• THE EXERCISE: Below are some records; give them all again exactly, but not the pictures.

——

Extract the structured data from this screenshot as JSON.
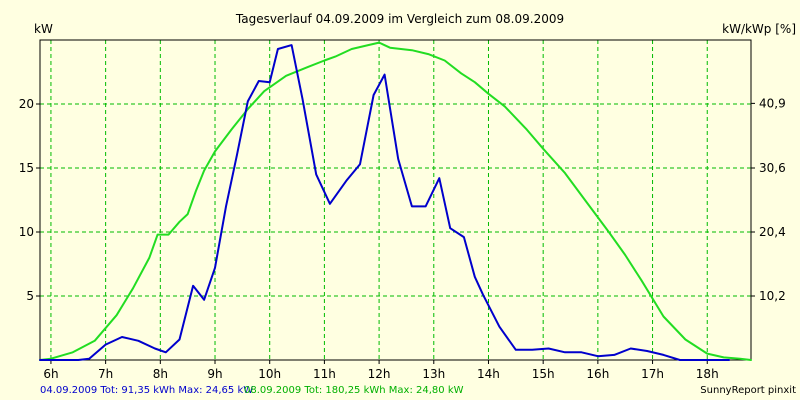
{
  "chart_data": {
    "type": "line",
    "title": "Tagesverlauf 04.09.2009 im Vergleich zum 08.09.2009",
    "ylabel_left": "kW",
    "ylabel_right": "kW/kWp [%]",
    "xlim": [
      5.8,
      18.8
    ],
    "ylim": [
      0,
      25
    ],
    "ylim_right": [
      0,
      51
    ],
    "x_ticks": [
      {
        "value": 6,
        "label": "6h"
      },
      {
        "value": 7,
        "label": "7h"
      },
      {
        "value": 8,
        "label": "8h"
      },
      {
        "value": 9,
        "label": "9h"
      },
      {
        "value": 10,
        "label": "10h"
      },
      {
        "value": 11,
        "label": "11h"
      },
      {
        "value": 12,
        "label": "12h"
      },
      {
        "value": 13,
        "label": "13h"
      },
      {
        "value": 14,
        "label": "14h"
      },
      {
        "value": 15,
        "label": "15h"
      },
      {
        "value": 16,
        "label": "16h"
      },
      {
        "value": 17,
        "label": "17h"
      },
      {
        "value": 18,
        "label": "18h"
      }
    ],
    "y_ticks_left": [
      {
        "value": 5,
        "label": "5"
      },
      {
        "value": 10,
        "label": "10"
      },
      {
        "value": 15,
        "label": "15"
      },
      {
        "value": 20,
        "label": "20"
      }
    ],
    "y_ticks_right": [
      {
        "value": 10.2,
        "label": "10,2"
      },
      {
        "value": 20.4,
        "label": "20,4"
      },
      {
        "value": 30.6,
        "label": "30,6"
      },
      {
        "value": 40.9,
        "label": "40,9"
      }
    ],
    "series": [
      {
        "name": "04.09.2009",
        "color": "#0000cc",
        "x": [
          5.8,
          6.5,
          6.7,
          7.0,
          7.3,
          7.6,
          7.9,
          8.1,
          8.35,
          8.6,
          8.8,
          9.0,
          9.2,
          9.4,
          9.6,
          9.8,
          10.0,
          10.15,
          10.4,
          10.6,
          10.85,
          11.1,
          11.4,
          11.65,
          11.9,
          12.1,
          12.35,
          12.6,
          12.85,
          13.1,
          13.3,
          13.55,
          13.75,
          13.9,
          14.2,
          14.5,
          14.8,
          15.1,
          15.4,
          15.7,
          16.0,
          16.3,
          16.6,
          16.9,
          17.2,
          17.5,
          17.8,
          18.1,
          18.4
        ],
        "y": [
          0,
          0,
          0.1,
          1.2,
          1.8,
          1.5,
          0.9,
          0.6,
          1.6,
          5.8,
          4.7,
          7.2,
          12,
          16,
          20.2,
          21.8,
          21.7,
          24.3,
          24.6,
          20.4,
          14.5,
          12.2,
          14,
          15.3,
          20.7,
          22.3,
          15.7,
          12,
          12,
          14.2,
          10.3,
          9.6,
          6.5,
          5.1,
          2.6,
          0.8,
          0.8,
          0.9,
          0.6,
          0.6,
          0.3,
          0.4,
          0.9,
          0.7,
          0.4,
          0,
          0,
          0,
          0
        ]
      },
      {
        "name": "08.09.2009",
        "color": "#22dd22",
        "x": [
          5.8,
          6.0,
          6.4,
          6.8,
          7.2,
          7.5,
          7.8,
          7.95,
          8.15,
          8.35,
          8.5,
          8.65,
          8.8,
          9.0,
          9.3,
          9.6,
          9.9,
          10.3,
          10.7,
          11.0,
          11.2,
          11.5,
          11.8,
          12.0,
          12.2,
          12.4,
          12.6,
          12.9,
          13.2,
          13.5,
          13.75,
          14.0,
          14.3,
          14.7,
          15.0,
          15.4,
          15.8,
          16.2,
          16.5,
          16.8,
          17.2,
          17.6,
          18.0,
          18.3,
          18.6,
          18.8
        ],
        "y": [
          0,
          0.1,
          0.6,
          1.5,
          3.5,
          5.6,
          8.0,
          9.8,
          9.8,
          10.8,
          11.4,
          13.2,
          14.8,
          16.3,
          18.0,
          19.6,
          21.0,
          22.2,
          22.9,
          23.4,
          23.7,
          24.3,
          24.6,
          24.8,
          24.4,
          24.3,
          24.2,
          23.9,
          23.4,
          22.4,
          21.7,
          20.8,
          19.8,
          18.0,
          16.5,
          14.6,
          12.3,
          10.0,
          8.2,
          6.2,
          3.4,
          1.6,
          0.5,
          0.2,
          0.1,
          0
        ]
      }
    ]
  },
  "footer": {
    "blue_text": "04.09.2009 Tot: 91,35 kWh Max: 24,65 kW",
    "green_text": "08.09.2009 Tot: 180,25 kWh Max: 24,80 kW",
    "brand": "SunnyReport pinxit"
  },
  "colors": {
    "background": "#ffffe1",
    "grid": "#00bb00",
    "blue": "#0000cc",
    "green": "#22dd22"
  }
}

——

• OUTPUT OF THE EXERCISE:
Extract the structured data from this screenshot as JSON.
{
  "chart_data": {
    "type": "line",
    "title": "Tagesverlauf 04.09.2009 im Vergleich zum 08.09.2009",
    "ylabel_left": "kW",
    "ylabel_right": "kW/kWp [%]",
    "xlim": [
      5.8,
      18.8
    ],
    "ylim": [
      0,
      25
    ],
    "ylim_right": [
      0,
      51
    ],
    "x_ticks": [
      {
        "value": 6,
        "label": "6h"
      },
      {
        "value": 7,
        "label": "7h"
      },
      {
        "value": 8,
        "label": "8h"
      },
      {
        "value": 9,
        "label": "9h"
      },
      {
        "value": 10,
        "label": "10h"
      },
      {
        "value": 11,
        "label": "11h"
      },
      {
        "value": 12,
        "label": "12h"
      },
      {
        "value": 13,
        "label": "13h"
      },
      {
        "value": 14,
        "label": "14h"
      },
      {
        "value": 15,
        "label": "15h"
      },
      {
        "value": 16,
        "label": "16h"
      },
      {
        "value": 17,
        "label": "17h"
      },
      {
        "value": 18,
        "label": "18h"
      }
    ],
    "y_ticks_left": [
      {
        "value": 5,
        "label": "5"
      },
      {
        "value": 10,
        "label": "10"
      },
      {
        "value": 15,
        "label": "15"
      },
      {
        "value": 20,
        "label": "20"
      }
    ],
    "y_ticks_right": [
      {
        "value": 10.2,
        "label": "10,2"
      },
      {
        "value": 20.4,
        "label": "20,4"
      },
      {
        "value": 30.6,
        "label": "30,6"
      },
      {
        "value": 40.9,
        "label": "40,9"
      }
    ],
    "series": [
      {
        "name": "04.09.2009",
        "color": "#0000cc",
        "x": [
          5.8,
          6.5,
          6.7,
          7.0,
          7.3,
          7.6,
          7.9,
          8.1,
          8.35,
          8.6,
          8.8,
          9.0,
          9.2,
          9.4,
          9.6,
          9.8,
          10.0,
          10.15,
          10.4,
          10.6,
          10.85,
          11.1,
          11.4,
          11.65,
          11.9,
          12.1,
          12.35,
          12.6,
          12.85,
          13.1,
          13.3,
          13.55,
          13.75,
          13.9,
          14.2,
          14.5,
          14.8,
          15.1,
          15.4,
          15.7,
          16.0,
          16.3,
          16.6,
          16.9,
          17.2,
          17.5,
          17.8,
          18.1,
          18.4
        ],
        "y": [
          0,
          0,
          0.1,
          1.2,
          1.8,
          1.5,
          0.9,
          0.6,
          1.6,
          5.8,
          4.7,
          7.2,
          12,
          16,
          20.2,
          21.8,
          21.7,
          24.3,
          24.6,
          20.4,
          14.5,
          12.2,
          14,
          15.3,
          20.7,
          22.3,
          15.7,
          12,
          12,
          14.2,
          10.3,
          9.6,
          6.5,
          5.1,
          2.6,
          0.8,
          0.8,
          0.9,
          0.6,
          0.6,
          0.3,
          0.4,
          0.9,
          0.7,
          0.4,
          0,
          0,
          0,
          0
        ]
      },
      {
        "name": "08.09.2009",
        "color": "#22dd22",
        "x": [
          5.8,
          6.0,
          6.4,
          6.8,
          7.2,
          7.5,
          7.8,
          7.95,
          8.15,
          8.35,
          8.5,
          8.65,
          8.8,
          9.0,
          9.3,
          9.6,
          9.9,
          10.3,
          10.7,
          11.0,
          11.2,
          11.5,
          11.8,
          12.0,
          12.2,
          12.4,
          12.6,
          12.9,
          13.2,
          13.5,
          13.75,
          14.0,
          14.3,
          14.7,
          15.0,
          15.4,
          15.8,
          16.2,
          16.5,
          16.8,
          17.2,
          17.6,
          18.0,
          18.3,
          18.6,
          18.8
        ],
        "y": [
          0,
          0.1,
          0.6,
          1.5,
          3.5,
          5.6,
          8.0,
          9.8,
          9.8,
          10.8,
          11.4,
          13.2,
          14.8,
          16.3,
          18.0,
          19.6,
          21.0,
          22.2,
          22.9,
          23.4,
          23.7,
          24.3,
          24.6,
          24.8,
          24.4,
          24.3,
          24.2,
          23.9,
          23.4,
          22.4,
          21.7,
          20.8,
          19.8,
          18.0,
          16.5,
          14.6,
          12.3,
          10.0,
          8.2,
          6.2,
          3.4,
          1.6,
          0.5,
          0.2,
          0.1,
          0
        ]
      }
    ]
  },
  "footer": {
    "blue_text": "04.09.2009 Tot: 91,35 kWh Max: 24,65 kW",
    "green_text": "08.09.2009 Tot: 180,25 kWh Max: 24,80 kW",
    "brand": "SunnyReport pinxit"
  },
  "colors": {
    "background": "#ffffe1",
    "grid": "#00bb00",
    "blue": "#0000cc",
    "green": "#22dd22"
  }
}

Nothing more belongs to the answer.